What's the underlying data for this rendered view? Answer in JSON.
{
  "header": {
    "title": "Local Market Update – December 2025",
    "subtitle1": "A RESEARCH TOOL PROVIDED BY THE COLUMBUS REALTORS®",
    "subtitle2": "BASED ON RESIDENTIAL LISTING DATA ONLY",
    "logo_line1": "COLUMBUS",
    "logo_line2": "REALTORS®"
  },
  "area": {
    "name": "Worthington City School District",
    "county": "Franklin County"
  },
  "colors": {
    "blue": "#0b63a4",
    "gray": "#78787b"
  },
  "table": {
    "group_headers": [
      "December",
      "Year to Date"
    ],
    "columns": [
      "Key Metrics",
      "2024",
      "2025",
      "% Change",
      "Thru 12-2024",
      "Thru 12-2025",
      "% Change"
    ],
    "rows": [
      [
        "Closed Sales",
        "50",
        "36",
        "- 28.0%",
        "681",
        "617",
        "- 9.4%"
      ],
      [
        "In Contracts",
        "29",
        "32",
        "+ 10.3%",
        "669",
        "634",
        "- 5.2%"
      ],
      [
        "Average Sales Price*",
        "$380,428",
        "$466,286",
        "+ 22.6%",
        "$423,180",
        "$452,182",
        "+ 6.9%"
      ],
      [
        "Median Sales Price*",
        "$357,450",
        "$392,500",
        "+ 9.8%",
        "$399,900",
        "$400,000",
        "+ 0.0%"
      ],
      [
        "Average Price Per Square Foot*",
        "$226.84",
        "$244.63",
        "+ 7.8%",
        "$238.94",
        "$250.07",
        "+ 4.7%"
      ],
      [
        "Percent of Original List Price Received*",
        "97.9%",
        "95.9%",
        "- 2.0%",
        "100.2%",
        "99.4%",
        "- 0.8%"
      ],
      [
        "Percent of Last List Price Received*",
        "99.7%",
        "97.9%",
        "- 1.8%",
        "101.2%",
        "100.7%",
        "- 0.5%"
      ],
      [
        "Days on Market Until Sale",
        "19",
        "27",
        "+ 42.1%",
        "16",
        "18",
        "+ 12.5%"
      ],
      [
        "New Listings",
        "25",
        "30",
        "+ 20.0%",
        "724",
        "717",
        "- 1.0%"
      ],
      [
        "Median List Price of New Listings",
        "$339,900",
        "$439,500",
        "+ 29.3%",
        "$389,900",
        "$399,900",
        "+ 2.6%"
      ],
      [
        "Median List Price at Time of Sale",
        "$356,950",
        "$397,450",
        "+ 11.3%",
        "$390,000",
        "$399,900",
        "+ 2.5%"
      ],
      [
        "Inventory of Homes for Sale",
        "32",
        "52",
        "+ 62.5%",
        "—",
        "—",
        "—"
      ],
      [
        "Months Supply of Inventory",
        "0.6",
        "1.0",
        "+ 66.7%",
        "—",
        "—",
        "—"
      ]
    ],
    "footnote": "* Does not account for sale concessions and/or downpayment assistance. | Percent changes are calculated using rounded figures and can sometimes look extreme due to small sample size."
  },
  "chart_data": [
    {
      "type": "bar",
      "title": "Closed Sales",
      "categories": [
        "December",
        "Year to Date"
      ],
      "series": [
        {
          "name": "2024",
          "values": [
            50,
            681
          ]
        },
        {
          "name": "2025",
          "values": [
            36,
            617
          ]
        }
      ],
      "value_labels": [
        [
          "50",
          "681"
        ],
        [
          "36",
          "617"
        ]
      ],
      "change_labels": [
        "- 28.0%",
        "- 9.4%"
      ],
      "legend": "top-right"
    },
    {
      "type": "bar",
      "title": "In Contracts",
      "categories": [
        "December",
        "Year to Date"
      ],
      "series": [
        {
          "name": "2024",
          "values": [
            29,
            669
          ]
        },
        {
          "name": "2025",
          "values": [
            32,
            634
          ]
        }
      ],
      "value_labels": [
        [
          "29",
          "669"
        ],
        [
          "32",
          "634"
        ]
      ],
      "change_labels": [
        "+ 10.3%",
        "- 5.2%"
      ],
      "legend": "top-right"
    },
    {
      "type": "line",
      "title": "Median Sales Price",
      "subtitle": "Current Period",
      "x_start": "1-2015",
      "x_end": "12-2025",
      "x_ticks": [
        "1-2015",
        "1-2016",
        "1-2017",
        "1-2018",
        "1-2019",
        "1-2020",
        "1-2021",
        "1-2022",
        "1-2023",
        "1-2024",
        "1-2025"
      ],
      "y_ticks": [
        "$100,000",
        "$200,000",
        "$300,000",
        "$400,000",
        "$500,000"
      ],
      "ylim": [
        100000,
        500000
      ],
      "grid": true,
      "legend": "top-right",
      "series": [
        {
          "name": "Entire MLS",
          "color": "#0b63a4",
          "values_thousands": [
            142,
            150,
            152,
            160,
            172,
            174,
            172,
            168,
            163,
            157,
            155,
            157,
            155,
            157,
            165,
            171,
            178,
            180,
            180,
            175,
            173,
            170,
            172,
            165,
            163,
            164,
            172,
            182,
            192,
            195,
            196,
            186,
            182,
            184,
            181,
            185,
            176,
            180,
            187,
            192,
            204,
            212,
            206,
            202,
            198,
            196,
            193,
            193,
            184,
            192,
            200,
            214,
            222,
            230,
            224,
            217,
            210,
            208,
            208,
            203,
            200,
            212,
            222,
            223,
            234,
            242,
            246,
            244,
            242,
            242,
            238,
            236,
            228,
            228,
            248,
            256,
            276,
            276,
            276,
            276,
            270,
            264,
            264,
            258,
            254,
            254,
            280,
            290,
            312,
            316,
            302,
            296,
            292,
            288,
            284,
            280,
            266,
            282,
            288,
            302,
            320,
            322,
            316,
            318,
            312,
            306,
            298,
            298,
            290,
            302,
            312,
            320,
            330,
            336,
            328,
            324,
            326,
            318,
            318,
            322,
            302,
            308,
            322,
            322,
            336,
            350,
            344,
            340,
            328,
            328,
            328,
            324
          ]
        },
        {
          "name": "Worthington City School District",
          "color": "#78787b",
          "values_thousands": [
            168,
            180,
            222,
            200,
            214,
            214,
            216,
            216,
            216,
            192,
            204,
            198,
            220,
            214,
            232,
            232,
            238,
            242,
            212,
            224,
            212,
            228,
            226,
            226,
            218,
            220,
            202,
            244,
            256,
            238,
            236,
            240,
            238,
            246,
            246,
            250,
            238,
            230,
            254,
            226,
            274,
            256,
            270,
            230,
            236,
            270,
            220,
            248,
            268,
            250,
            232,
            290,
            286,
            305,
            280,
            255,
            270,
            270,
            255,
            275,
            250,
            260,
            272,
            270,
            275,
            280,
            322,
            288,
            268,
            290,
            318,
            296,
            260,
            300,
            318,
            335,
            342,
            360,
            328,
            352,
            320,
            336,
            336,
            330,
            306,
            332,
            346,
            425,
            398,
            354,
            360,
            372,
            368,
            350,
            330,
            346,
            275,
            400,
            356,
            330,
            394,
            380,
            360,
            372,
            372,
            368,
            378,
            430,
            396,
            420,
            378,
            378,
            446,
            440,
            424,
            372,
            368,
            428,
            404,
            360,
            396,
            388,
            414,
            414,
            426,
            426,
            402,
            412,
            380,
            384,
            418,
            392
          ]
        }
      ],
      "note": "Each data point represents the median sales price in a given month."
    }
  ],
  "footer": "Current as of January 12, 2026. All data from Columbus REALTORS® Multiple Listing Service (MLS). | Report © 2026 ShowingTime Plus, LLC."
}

**Task prompt**
From the data above, copy each line that has the string "Current".

**Correct answer**
      "subtitle": "Current Period",
  "footer": "Current as of January 12, 2026. All data from Columbus REALTORS® Multiple Listing Service (MLS). | Report © 2026 ShowingTime Plus, LLC."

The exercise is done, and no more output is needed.